WORK TO COMPLETE: Copy every line from the records below that holds the word "stem".

DATASET RECORDS:

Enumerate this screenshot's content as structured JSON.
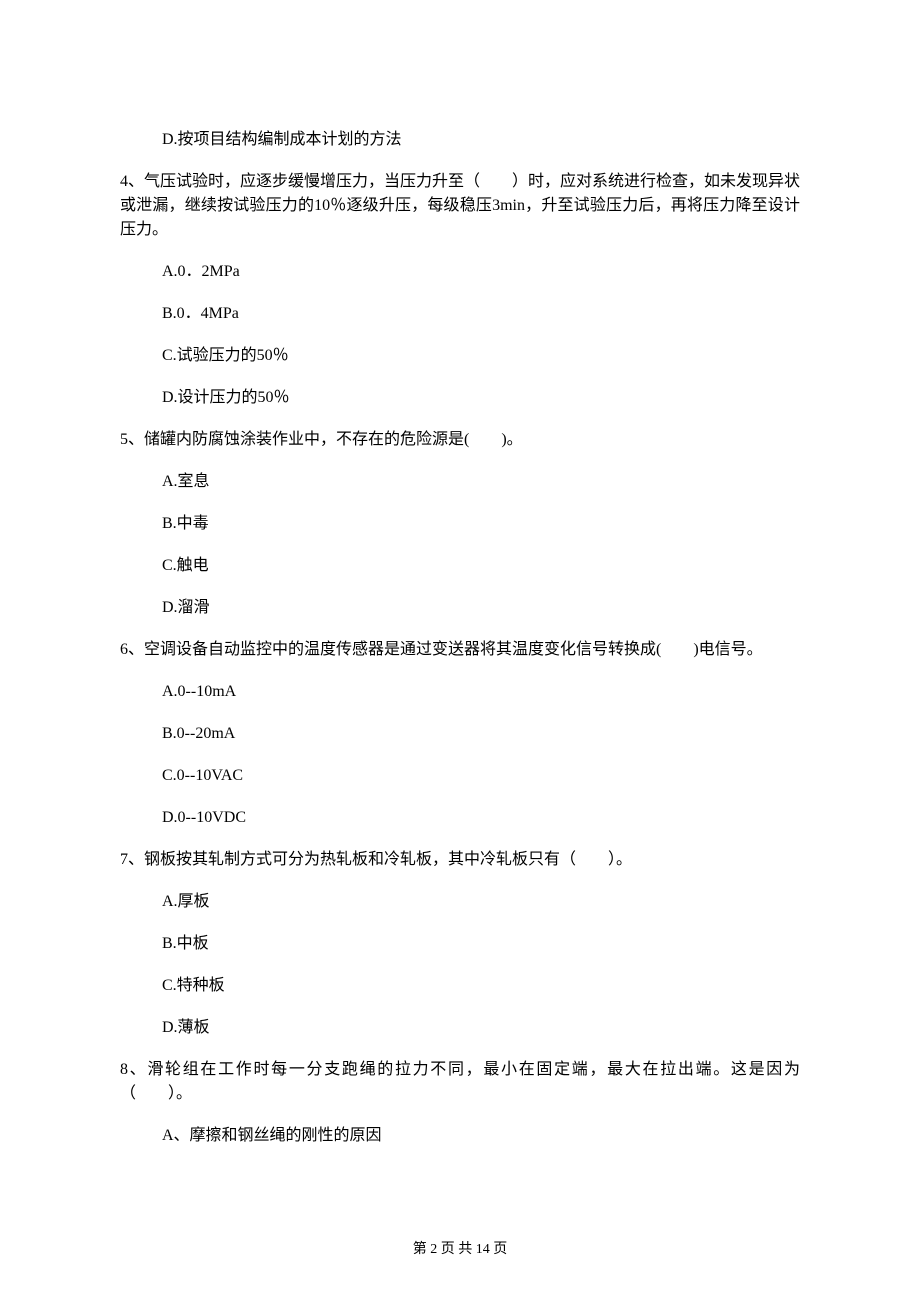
{
  "q3": {
    "options": {
      "D": "D.按项目结构编制成本计划的方法"
    }
  },
  "q4": {
    "stem": "4、气压试验时，应逐步缓慢增压力，当压力升至（　　）时，应对系统进行检查，如未发现异状或泄漏，继续按试验压力的10％逐级升压，每级稳压3min，升至试验压力后，再将压力降至设计压力。",
    "options": {
      "A": "A.0．2MPa",
      "B": "B.0．4MPa",
      "C": "C.试验压力的50％",
      "D": "D.设计压力的50％"
    }
  },
  "q5": {
    "stem": "5、储罐内防腐蚀涂装作业中，不存在的危险源是(　　)。",
    "options": {
      "A": "A.室息",
      "B": "B.中毒",
      "C": "C.触电",
      "D": "D.溜滑"
    }
  },
  "q6": {
    "stem": "6、空调设备自动监控中的温度传感器是通过变送器将其温度变化信号转换成(　　)电信号。",
    "options": {
      "A": "A.0--10mA",
      "B": "B.0--20mA",
      "C": "C.0--10VAC",
      "D": "D.0--10VDC"
    }
  },
  "q7": {
    "stem": "7、钢板按其轧制方式可分为热轧板和冷轧板，其中冷轧板只有（　　）。",
    "options": {
      "A": "A.厚板",
      "B": "B.中板",
      "C": "C.特种板",
      "D": "D.薄板"
    }
  },
  "q8": {
    "stem": "8、滑轮组在工作时每一分支跑绳的拉力不同，最小在固定端，最大在拉出端。这是因为（　　）。",
    "options": {
      "A": "A、摩擦和钢丝绳的刚性的原因"
    }
  },
  "footer": "第 2 页 共 14 页"
}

CORRECT ANSWER:
    "stem": "4、气压试验时，应逐步缓慢增压力，当压力升至（　　）时，应对系统进行检查，如未发现异状或泄漏，继续按试验压力的10％逐级升压，每级稳压3min，升至试验压力后，再将压力降至设计压力。",
    "stem": "5、储罐内防腐蚀涂装作业中，不存在的危险源是(　　)。",
    "stem": "6、空调设备自动监控中的温度传感器是通过变送器将其温度变化信号转换成(　　)电信号。",
    "stem": "7、钢板按其轧制方式可分为热轧板和冷轧板，其中冷轧板只有（　　）。",
    "stem": "8、滑轮组在工作时每一分支跑绳的拉力不同，最小在固定端，最大在拉出端。这是因为（　　）。",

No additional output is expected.